Reproduce the listing below without any change.
>> Begin
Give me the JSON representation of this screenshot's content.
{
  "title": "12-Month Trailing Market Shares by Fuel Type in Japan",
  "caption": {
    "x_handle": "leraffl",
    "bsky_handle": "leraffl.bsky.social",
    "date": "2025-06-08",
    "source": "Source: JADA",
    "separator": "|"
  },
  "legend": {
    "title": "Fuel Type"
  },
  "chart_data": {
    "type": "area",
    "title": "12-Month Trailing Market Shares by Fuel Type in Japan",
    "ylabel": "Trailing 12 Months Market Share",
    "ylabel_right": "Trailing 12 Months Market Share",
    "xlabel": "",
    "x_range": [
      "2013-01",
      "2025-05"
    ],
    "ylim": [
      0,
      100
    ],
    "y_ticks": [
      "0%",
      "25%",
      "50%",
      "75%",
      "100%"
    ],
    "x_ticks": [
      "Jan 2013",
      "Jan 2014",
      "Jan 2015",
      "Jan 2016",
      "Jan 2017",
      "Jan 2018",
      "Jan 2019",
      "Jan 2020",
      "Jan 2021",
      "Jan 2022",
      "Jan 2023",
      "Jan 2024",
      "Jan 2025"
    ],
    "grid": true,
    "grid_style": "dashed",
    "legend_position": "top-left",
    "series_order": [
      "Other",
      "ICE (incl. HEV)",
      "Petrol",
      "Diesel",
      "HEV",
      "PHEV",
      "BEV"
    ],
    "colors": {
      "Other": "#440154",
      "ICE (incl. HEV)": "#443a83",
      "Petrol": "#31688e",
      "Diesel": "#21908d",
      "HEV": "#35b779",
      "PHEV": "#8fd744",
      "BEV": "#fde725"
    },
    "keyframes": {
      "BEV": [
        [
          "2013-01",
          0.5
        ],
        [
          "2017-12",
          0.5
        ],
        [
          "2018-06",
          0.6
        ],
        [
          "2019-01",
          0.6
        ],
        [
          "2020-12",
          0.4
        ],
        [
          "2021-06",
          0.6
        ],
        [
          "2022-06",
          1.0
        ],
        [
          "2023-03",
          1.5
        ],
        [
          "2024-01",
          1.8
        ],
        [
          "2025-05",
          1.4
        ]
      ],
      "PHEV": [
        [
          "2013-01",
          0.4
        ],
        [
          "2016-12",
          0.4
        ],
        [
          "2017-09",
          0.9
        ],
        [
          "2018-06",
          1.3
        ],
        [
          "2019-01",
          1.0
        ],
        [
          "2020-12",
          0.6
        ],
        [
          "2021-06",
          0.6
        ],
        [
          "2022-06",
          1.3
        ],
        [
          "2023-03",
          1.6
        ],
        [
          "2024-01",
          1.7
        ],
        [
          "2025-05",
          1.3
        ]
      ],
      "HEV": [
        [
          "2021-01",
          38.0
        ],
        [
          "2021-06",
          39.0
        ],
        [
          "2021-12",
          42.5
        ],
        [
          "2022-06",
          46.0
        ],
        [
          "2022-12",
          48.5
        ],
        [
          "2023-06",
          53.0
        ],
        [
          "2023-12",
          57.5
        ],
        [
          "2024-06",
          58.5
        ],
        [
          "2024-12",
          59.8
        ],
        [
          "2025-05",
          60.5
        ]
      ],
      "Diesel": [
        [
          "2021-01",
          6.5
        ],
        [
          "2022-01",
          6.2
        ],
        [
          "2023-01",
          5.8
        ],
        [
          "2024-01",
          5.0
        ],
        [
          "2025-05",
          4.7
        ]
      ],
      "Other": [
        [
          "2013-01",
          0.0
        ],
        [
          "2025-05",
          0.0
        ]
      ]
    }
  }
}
>> End
# [Exercise answer]
Give me the JSON representation of this screenshot's content.
{
  "title": "12-Month Trailing Market Shares by Fuel Type in Japan",
  "caption": {
    "x_handle": "leraffl",
    "bsky_handle": "leraffl.bsky.social",
    "date": "2025-06-08",
    "source": "Source: JADA",
    "separator": "|"
  },
  "legend": {
    "title": "Fuel Type"
  },
  "chart_data": {
    "type": "area",
    "title": "12-Month Trailing Market Shares by Fuel Type in Japan",
    "ylabel": "Trailing 12 Months Market Share",
    "ylabel_right": "Trailing 12 Months Market Share",
    "xlabel": "",
    "x_range": [
      "2013-01",
      "2025-05"
    ],
    "ylim": [
      0,
      100
    ],
    "y_ticks": [
      "0%",
      "25%",
      "50%",
      "75%",
      "100%"
    ],
    "x_ticks": [
      "Jan 2013",
      "Jan 2014",
      "Jan 2015",
      "Jan 2016",
      "Jan 2017",
      "Jan 2018",
      "Jan 2019",
      "Jan 2020",
      "Jan 2021",
      "Jan 2022",
      "Jan 2023",
      "Jan 2024",
      "Jan 2025"
    ],
    "grid": true,
    "grid_style": "dashed",
    "legend_position": "top-left",
    "series_order": [
      "Other",
      "ICE (incl. HEV)",
      "Petrol",
      "Diesel",
      "HEV",
      "PHEV",
      "BEV"
    ],
    "colors": {
      "Other": "#440154",
      "ICE (incl. HEV)": "#443a83",
      "Petrol": "#31688e",
      "Diesel": "#21908d",
      "HEV": "#35b779",
      "PHEV": "#8fd744",
      "BEV": "#fde725"
    },
    "keyframes": {
      "BEV": [
        [
          "2013-01",
          0.5
        ],
        [
          "2017-12",
          0.5
        ],
        [
          "2018-06",
          0.6
        ],
        [
          "2019-01",
          0.6
        ],
        [
          "2020-12",
          0.4
        ],
        [
          "2021-06",
          0.6
        ],
        [
          "2022-06",
          1.0
        ],
        [
          "2023-03",
          1.5
        ],
        [
          "2024-01",
          1.8
        ],
        [
          "2025-05",
          1.4
        ]
      ],
      "PHEV": [
        [
          "2013-01",
          0.4
        ],
        [
          "2016-12",
          0.4
        ],
        [
          "2017-09",
          0.9
        ],
        [
          "2018-06",
          1.3
        ],
        [
          "2019-01",
          1.0
        ],
        [
          "2020-12",
          0.6
        ],
        [
          "2021-06",
          0.6
        ],
        [
          "2022-06",
          1.3
        ],
        [
          "2023-03",
          1.6
        ],
        [
          "2024-01",
          1.7
        ],
        [
          "2025-05",
          1.3
        ]
      ],
      "HEV": [
        [
          "2021-01",
          38.0
        ],
        [
          "2021-06",
          39.0
        ],
        [
          "2021-12",
          42.5
        ],
        [
          "2022-06",
          46.0
        ],
        [
          "2022-12",
          48.5
        ],
        [
          "2023-06",
          53.0
        ],
        [
          "2023-12",
          57.5
        ],
        [
          "2024-06",
          58.5
        ],
        [
          "2024-12",
          59.8
        ],
        [
          "2025-05",
          60.5
        ]
      ],
      "Diesel": [
        [
          "2021-01",
          6.5
        ],
        [
          "2022-01",
          6.2
        ],
        [
          "2023-01",
          5.8
        ],
        [
          "2024-01",
          5.0
        ],
        [
          "2025-05",
          4.7
        ]
      ],
      "Other": [
        [
          "2013-01",
          0.0
        ],
        [
          "2025-05",
          0.0
        ]
      ]
    }
  }
}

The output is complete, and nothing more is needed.